Extract the rows starting at the one containing "bar [722,777,743,782]" and ending at the one containing "bar [1429,747,1450,782]", copying each line exactly as it appears.
+ + + + + + +
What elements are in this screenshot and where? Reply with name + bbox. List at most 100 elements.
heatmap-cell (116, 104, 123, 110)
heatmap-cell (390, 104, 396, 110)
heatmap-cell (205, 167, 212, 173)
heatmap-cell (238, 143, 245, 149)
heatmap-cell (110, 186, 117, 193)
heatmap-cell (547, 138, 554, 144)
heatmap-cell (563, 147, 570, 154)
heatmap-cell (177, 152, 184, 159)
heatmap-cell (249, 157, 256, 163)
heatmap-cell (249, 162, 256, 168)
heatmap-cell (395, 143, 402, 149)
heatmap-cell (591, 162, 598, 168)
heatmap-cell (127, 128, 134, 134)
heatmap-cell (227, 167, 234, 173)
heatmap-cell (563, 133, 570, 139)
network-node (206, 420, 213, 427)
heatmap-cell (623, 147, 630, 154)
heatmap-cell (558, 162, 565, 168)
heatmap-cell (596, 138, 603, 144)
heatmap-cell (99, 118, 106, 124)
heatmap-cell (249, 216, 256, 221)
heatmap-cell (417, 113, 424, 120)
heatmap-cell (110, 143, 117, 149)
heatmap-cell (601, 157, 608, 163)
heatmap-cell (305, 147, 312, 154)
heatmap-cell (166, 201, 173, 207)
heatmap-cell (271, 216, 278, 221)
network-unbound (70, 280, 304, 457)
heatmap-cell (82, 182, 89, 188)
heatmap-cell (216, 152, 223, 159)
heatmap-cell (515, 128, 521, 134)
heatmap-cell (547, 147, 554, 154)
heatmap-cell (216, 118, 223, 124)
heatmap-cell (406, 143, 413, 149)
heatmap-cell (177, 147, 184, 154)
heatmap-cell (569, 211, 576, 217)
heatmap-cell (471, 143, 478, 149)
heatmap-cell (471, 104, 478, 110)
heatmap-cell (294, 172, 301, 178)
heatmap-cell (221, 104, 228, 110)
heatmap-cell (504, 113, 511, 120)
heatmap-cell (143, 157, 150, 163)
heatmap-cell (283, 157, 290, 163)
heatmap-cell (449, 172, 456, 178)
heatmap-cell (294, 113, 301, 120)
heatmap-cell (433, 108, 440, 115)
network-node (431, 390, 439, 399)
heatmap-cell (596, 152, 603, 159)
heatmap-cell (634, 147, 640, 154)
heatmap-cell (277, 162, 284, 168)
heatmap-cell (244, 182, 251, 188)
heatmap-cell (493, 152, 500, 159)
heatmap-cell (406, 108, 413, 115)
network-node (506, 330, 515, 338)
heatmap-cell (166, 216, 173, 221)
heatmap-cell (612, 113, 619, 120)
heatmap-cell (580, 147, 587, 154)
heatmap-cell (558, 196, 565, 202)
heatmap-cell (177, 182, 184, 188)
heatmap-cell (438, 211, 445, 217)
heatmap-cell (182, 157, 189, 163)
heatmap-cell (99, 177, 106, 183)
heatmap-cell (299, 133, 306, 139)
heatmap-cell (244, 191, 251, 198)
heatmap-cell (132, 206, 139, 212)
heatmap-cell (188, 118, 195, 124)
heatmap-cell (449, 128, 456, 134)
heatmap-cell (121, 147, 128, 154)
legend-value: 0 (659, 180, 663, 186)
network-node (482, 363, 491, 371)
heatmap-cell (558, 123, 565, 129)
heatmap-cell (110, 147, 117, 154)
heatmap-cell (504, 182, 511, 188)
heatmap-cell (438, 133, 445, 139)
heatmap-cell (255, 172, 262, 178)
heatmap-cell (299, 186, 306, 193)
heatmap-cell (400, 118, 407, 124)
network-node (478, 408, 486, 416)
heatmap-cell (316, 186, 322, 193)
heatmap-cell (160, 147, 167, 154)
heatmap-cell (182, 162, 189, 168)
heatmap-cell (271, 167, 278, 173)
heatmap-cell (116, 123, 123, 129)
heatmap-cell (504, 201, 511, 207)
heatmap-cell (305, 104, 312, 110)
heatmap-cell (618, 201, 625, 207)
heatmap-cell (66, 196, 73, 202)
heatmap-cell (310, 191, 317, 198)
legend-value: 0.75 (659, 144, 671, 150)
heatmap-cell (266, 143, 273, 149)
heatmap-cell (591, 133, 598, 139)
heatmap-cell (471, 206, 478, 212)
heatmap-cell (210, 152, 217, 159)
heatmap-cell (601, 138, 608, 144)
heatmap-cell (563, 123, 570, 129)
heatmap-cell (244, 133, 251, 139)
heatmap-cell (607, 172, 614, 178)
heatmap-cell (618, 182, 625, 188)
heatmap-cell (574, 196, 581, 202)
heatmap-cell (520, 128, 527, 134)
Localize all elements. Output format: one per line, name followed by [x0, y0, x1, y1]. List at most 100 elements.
+ + + + + + +
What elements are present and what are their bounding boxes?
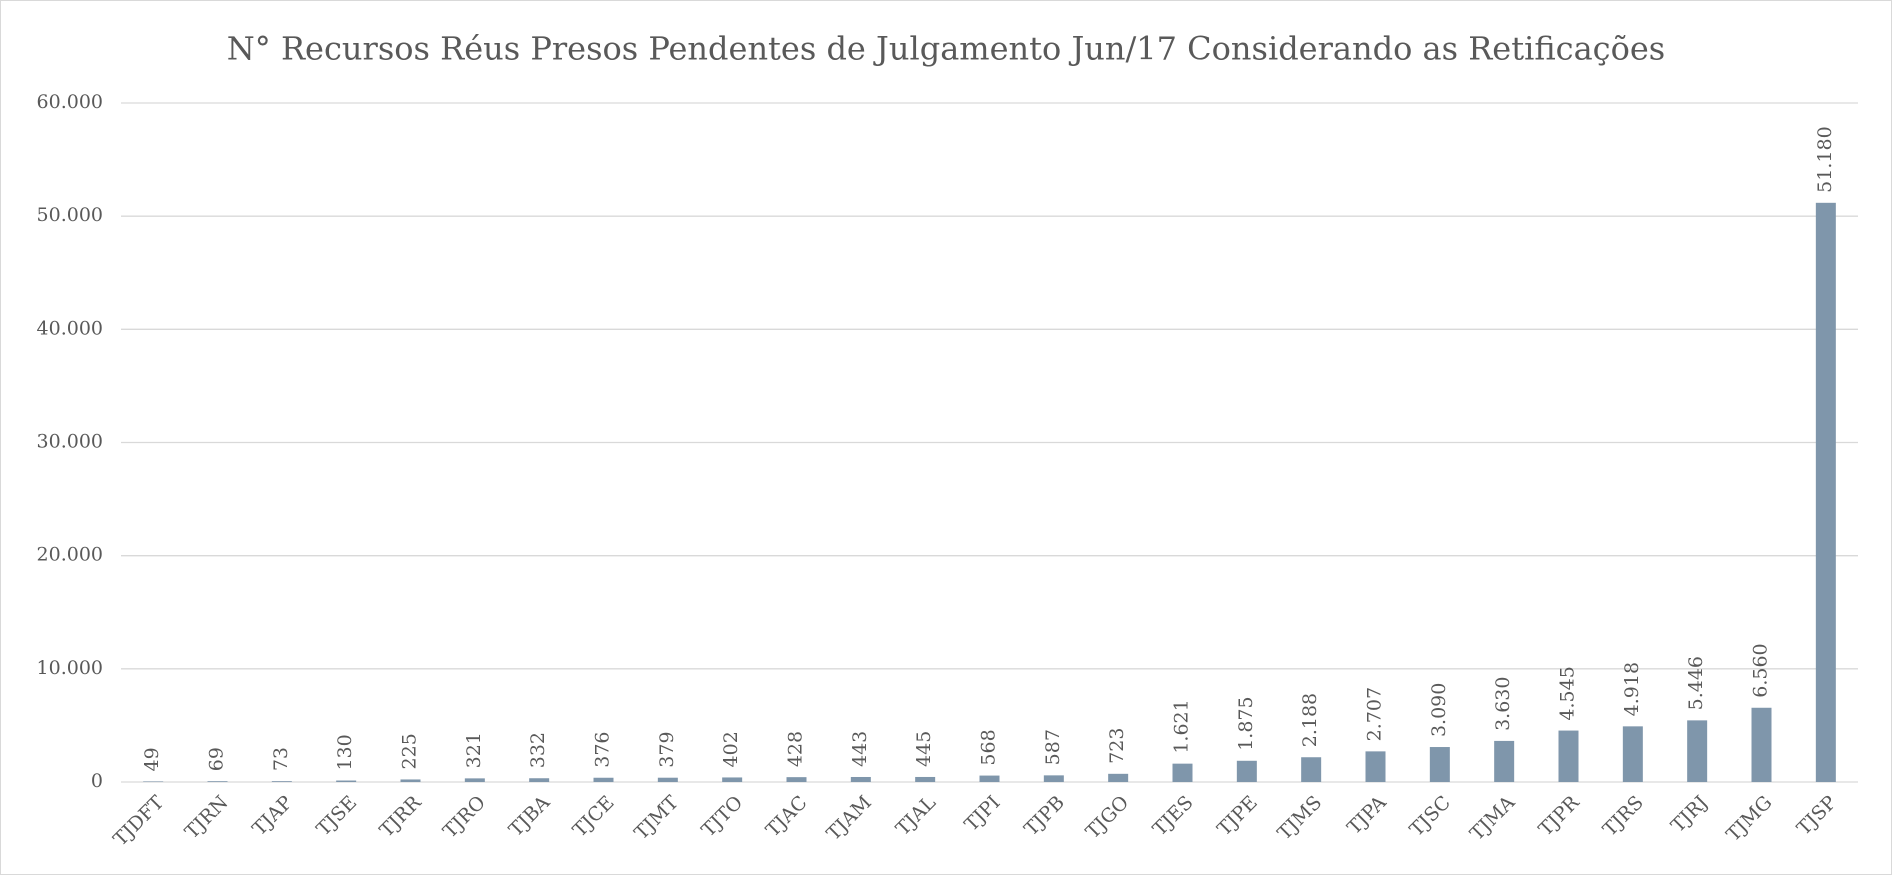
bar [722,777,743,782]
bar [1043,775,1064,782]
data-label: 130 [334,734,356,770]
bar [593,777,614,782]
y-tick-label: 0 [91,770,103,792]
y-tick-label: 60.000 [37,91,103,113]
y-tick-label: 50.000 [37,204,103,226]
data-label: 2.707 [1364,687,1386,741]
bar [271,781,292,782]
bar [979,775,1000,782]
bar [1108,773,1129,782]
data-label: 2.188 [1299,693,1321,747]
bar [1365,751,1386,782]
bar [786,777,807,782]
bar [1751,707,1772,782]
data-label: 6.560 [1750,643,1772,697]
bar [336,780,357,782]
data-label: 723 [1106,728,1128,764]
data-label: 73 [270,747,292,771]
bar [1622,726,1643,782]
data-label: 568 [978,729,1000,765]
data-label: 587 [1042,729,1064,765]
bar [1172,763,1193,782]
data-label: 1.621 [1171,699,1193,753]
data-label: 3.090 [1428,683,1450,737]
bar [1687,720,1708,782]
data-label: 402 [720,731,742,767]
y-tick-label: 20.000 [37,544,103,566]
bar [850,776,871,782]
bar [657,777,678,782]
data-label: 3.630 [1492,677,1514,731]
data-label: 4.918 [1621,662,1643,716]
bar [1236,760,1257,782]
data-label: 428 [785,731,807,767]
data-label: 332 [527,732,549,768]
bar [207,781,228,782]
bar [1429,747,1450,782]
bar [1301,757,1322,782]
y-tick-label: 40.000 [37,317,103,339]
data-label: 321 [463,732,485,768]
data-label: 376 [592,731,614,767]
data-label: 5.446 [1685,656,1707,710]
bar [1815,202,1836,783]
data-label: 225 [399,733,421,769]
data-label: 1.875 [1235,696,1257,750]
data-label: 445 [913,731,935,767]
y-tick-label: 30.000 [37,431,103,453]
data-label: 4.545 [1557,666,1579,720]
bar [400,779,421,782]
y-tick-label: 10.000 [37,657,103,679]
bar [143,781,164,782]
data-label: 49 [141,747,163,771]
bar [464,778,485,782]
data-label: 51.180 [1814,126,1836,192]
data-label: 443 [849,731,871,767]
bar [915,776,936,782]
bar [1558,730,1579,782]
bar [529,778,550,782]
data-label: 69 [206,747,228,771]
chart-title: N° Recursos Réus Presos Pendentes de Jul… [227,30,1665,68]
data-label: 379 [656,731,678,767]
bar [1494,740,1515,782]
+ + + + + + +
WORKED ANSWER:
bar [722,777,743,782]
bar [1043,775,1064,782]
data-label: 130 [334,734,356,770]
bar [593,777,614,782]
y-tick-label: 0 [91,770,103,792]
y-tick-label: 60.000 [37,91,103,113]
y-tick-label: 50.000 [37,204,103,226]
data-label: 2.707 [1364,687,1386,741]
bar [271,781,292,782]
bar [979,775,1000,782]
bar [1108,773,1129,782]
data-label: 2.188 [1299,693,1321,747]
bar [1365,751,1386,782]
bar [786,777,807,782]
bar [1751,707,1772,782]
data-label: 6.560 [1750,643,1772,697]
bar [336,780,357,782]
data-label: 723 [1106,728,1128,764]
data-label: 73 [270,747,292,771]
bar [1622,726,1643,782]
data-label: 568 [978,729,1000,765]
data-label: 587 [1042,729,1064,765]
bar [1172,763,1193,782]
data-label: 1.621 [1171,699,1193,753]
data-label: 3.090 [1428,683,1450,737]
bar [1687,720,1708,782]
data-label: 402 [720,731,742,767]
y-tick-label: 20.000 [37,544,103,566]
bar [850,776,871,782]
bar [657,777,678,782]
data-label: 3.630 [1492,677,1514,731]
data-label: 4.918 [1621,662,1643,716]
bar [1236,760,1257,782]
data-label: 428 [785,731,807,767]
data-label: 332 [527,732,549,768]
bar [207,781,228,782]
bar [1429,747,1450,782]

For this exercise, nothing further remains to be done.